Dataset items
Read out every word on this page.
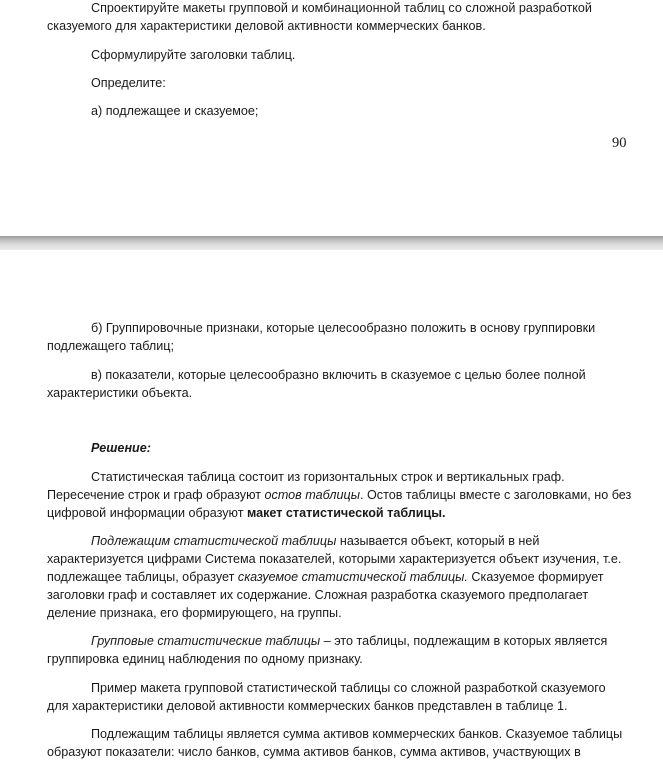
Спроектируйте макеты групповой и комбинационной таблиц со сложной разработкой
сказуемого для характеристики деловой активности коммерческих банков.

Сформулируйте заголовки таблиц.

Определите:

а) подлежащее и сказуемое;

90

б) Группировочные признаки, которые целесообразно положить в основу группировки
подлежащего таблиц;

в) показатели, которые целесообразно включить в сказуемое с целью более полной
характеристики объекта.

Решение:

Статистическая таблица состоит из горизонтальных строк и вертикальных граф.
Пересечение строк и граф образуют остов таблицы. Остов таблицы вместе с заголовками, но без
цифровой информации образуют макет статистической таблицы.

Подлежащим статистической таблицы называется объект, который в ней
характеризуется цифрами Система показателей, которыми характеризуется объект изучения, т.е.
подлежащее таблицы, образует сказуемое статистической таблицы. Сказуемое формирует
заголовки граф и составляет их содержание. Сложная разработка сказуемого предполагает
деление признака, его формирующего, на группы.

Групповые статистические таблицы – это таблицы, подлежащим в которых является
группировка единиц наблюдения по одному признаку.

Пример макета групповой статистической таблицы со сложной разработкой сказуемого
для характеристики деловой активности коммерческих банков представлен в таблице 1.

Подлежащим таблицы является сумма активов коммерческих банков. Сказуемое таблицы
образуют показатели: число банков, сумма активов банков, сумма активов, участвующих в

-- Your objective --
State only the number of lines in these entries that contain "которые".

-- Exercise output --
2